▸ DIRECTIONS
Within the entries below, how many lines carry the word "value"? State the number and stop.
§ §
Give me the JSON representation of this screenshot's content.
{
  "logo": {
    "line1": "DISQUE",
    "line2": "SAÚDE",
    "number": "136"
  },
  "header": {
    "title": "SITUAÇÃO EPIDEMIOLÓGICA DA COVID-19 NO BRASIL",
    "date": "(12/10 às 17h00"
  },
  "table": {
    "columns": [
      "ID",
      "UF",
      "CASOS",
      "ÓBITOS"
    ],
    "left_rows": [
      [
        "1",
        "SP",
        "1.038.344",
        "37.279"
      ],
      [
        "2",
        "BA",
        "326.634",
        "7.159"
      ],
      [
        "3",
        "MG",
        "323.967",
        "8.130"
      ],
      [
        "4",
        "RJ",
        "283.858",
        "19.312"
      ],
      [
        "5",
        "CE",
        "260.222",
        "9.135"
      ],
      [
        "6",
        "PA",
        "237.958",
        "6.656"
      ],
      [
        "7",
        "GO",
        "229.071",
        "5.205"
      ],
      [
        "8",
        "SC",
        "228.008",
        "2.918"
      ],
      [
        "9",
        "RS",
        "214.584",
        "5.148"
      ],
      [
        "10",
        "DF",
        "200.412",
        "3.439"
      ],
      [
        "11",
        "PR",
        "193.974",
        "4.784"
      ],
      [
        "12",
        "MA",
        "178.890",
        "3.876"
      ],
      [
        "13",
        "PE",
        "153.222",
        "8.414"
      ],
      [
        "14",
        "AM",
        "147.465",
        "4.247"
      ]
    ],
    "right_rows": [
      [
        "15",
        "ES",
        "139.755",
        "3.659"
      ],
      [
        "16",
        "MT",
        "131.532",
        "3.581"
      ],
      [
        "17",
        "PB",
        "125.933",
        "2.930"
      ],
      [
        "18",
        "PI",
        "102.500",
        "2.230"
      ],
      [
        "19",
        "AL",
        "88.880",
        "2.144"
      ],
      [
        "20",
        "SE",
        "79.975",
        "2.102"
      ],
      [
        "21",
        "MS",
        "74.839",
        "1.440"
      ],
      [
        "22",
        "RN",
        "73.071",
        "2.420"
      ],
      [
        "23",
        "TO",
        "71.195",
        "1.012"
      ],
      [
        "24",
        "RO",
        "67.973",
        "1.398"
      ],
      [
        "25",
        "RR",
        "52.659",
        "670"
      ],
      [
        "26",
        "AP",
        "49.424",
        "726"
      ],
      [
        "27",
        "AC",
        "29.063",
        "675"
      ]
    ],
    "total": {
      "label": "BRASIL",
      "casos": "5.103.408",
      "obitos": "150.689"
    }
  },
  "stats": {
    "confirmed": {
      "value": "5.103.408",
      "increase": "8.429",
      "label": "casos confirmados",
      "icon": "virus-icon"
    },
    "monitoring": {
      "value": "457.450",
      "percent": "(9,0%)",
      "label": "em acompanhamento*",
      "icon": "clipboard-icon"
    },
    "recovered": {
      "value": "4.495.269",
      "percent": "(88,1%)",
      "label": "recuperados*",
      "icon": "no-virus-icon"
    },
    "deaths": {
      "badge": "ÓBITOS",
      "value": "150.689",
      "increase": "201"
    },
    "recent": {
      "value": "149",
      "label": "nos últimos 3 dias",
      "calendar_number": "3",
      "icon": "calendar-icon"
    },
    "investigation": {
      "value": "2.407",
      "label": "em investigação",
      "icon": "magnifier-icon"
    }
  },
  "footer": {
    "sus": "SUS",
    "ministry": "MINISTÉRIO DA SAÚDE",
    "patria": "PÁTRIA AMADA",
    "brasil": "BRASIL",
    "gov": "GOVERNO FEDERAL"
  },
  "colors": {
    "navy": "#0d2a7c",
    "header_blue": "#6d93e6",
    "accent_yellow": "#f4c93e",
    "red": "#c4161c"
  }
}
§ §
▸ EXERCISE RESPONSE
6